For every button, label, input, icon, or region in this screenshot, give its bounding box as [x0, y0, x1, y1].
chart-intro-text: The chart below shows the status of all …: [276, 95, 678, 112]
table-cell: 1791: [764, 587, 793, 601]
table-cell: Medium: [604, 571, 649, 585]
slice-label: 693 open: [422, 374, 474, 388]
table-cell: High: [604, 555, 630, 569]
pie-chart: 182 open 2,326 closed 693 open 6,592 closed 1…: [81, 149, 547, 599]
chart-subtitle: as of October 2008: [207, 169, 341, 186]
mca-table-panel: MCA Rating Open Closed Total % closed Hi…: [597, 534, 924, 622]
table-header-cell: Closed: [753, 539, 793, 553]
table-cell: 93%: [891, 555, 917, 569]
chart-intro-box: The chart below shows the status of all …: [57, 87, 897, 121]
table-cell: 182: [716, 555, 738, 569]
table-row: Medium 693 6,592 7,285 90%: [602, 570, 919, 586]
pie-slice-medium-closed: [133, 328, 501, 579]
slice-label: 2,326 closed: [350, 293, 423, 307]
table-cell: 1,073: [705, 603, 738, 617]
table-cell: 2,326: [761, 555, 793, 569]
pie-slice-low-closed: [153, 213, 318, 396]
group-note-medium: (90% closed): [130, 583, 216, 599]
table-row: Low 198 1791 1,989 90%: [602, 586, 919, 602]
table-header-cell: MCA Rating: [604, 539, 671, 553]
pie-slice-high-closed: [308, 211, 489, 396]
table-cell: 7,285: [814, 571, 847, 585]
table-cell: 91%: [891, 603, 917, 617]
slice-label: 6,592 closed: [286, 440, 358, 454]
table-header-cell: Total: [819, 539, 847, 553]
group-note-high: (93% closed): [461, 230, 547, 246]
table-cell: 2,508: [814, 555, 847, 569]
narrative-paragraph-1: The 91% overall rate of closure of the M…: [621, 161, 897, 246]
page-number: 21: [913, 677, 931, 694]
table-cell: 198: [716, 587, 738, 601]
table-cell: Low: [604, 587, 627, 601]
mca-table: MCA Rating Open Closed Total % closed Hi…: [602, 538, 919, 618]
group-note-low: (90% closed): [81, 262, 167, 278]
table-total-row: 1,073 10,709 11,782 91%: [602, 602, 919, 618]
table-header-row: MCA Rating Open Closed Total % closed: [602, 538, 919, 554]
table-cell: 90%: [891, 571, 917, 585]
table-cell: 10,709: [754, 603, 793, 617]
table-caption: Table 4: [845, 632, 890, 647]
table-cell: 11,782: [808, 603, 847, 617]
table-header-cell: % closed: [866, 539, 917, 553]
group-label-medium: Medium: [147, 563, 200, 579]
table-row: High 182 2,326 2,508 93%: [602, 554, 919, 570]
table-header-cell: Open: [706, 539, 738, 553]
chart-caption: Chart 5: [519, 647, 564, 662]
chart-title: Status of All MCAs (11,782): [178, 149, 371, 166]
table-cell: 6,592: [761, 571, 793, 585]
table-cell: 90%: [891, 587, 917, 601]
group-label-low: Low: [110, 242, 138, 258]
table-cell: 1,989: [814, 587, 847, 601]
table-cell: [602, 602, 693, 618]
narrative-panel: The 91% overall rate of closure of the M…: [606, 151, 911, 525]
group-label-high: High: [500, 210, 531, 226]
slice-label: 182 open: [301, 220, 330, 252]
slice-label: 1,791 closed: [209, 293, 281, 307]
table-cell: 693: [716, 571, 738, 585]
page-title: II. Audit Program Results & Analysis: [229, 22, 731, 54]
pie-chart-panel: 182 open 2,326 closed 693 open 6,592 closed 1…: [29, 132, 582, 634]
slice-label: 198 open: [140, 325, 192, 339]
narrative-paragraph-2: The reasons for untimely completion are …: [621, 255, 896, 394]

══════════════════════════════

--- Written instruction ---
Convert every line of the items above into a JSON list of strings, one string per line, omitting any blank lines.

--- Task response ---
[
  "For every button, label, input, icon, or region in this screenshot, give its bounding box as [x0, y0, x1, y1].",
  "chart-intro-text: The chart below shows the status of all …: [276, 95, 678, 112]",
  "table-cell: 1791: [764, 587, 793, 601]",
  "table-cell: Medium: [604, 571, 649, 585]",
  "slice-label: 693 open: [422, 374, 474, 388]",
  "table-cell: High: [604, 555, 630, 569]",
  "pie-chart: 182 open 2,326 closed 693 open 6,592 closed 1…: [81, 149, 547, 599]",
  "chart-subtitle: as of October 2008: [207, 169, 341, 186]",
  "mca-table-panel: MCA Rating Open Closed Total % closed Hi…: [597, 534, 924, 622]",
  "table-header-cell: Closed: [753, 539, 793, 553]",
  "table-cell: 93%: [891, 555, 917, 569]",
  "chart-intro-box: The chart below shows the status of all …: [57, 87, 897, 121]",
  "table-cell: 182: [716, 555, 738, 569]",
  "table-row: Medium 693 6,592 7,285 90%: [602, 570, 919, 586]",
  "pie-slice-medium-closed: [133, 328, 501, 579]",
  "slice-label: 2,326 closed: [350, 293, 423, 307]",
  "table-cell: 1,073: [705, 603, 738, 617]",
  "table-cell: 2,326: [761, 555, 793, 569]",
  "pie-slice-low-closed: [153, 213, 318, 396]",
  "group-note-medium: (90% closed): [130, 583, 216, 599]",
  "table-row: Low 198 1791 1,989 90%: [602, 586, 919, 602]",
  "table-header-cell: MCA Rating: [604, 539, 671, 553]",
  "pie-slice-high-closed: [308, 211, 489, 396]",
  "table-cell: 7,285: [814, 571, 847, 585]",
  "table-cell: 91%: [891, 603, 917, 617]",
  "slice-label: 6,592 closed: [286, 440, 358, 454]",
  "table-header-cell: Total: [819, 539, 847, 553]",
  "group-note-high: (93% closed): [461, 230, 547, 246]",
  "table-cell: 2,508: [814, 555, 847, 569]",
  "narrative-paragraph-1: The 91% overall rate of closure of the M…: [621, 161, 897, 246]",
  "page-number: 21: [913, 677, 931, 694]",
  "table-cell: 198: [716, 587, 738, 601]",
  "table-cell: Low: [604, 587, 627, 601]",
  "mca-table: MCA Rating Open Closed Total % closed Hi…: [602, 538, 919, 618]",
  "group-note-low: (90% closed): [81, 262, 167, 278]",
  "table-total-row: 1,073 10,709 11,782 91%: [602, 602, 919, 618]",
  "table-header-row: MCA Rating Open Closed Total % closed: [602, 538, 919, 554]",
  "table-cell: 90%: [891, 571, 917, 585]",
  "table-cell: 10,709: [754, 603, 793, 617]",
  "table-caption: Table 4: [845, 632, 890, 647]",
  "table-cell: 11,782: [808, 603, 847, 617]",
  "table-header-cell: % closed: [866, 539, 917, 553]",
  "group-label-medium: Medium: [147, 563, 200, 579]",
  "table-row: High 182 2,326 2,508 93%: [602, 554, 919, 570]",
  "table-header-cell: Open: [706, 539, 738, 553]",
  "chart-caption: Chart 5: [519, 647, 564, 662]",
  "chart-title: Status of All MCAs (11,782): [178, 149, 371, 166]",
  "table-cell: 6,592: [761, 571, 793, 585]",
  "table-cell: 90%: [891, 587, 917, 601]",
  "group-label-low: Low: [110, 242, 138, 258]",
  "table-cell: 1,989: [814, 587, 847, 601]",
  "table-cell: [602, 602, 693, 618]",
  "narrative-panel: The 91% overall rate of closure of the M…: [606, 151, 911, 525]",
  "group-label-high: High: [500, 210, 531, 226]",
  "slice-label: 182 open: [301, 220, 330, 252]",
  "slice-label: 1,791 closed: [209, 293, 281, 307]",
  "table-cell: 693: [716, 571, 738, 585]",
  "page-title: II. Audit Program Results & Analysis: [229, 22, 731, 54]",
  "pie-chart-panel: 182 open 2,326 closed 693 open 6,592 closed 1…: [29, 132, 582, 634]",
  "slice-label: 198 open: [140, 325, 192, 339]",
  "narrative-paragraph-2: The reasons for untimely completion are …: [621, 255, 896, 394]"
]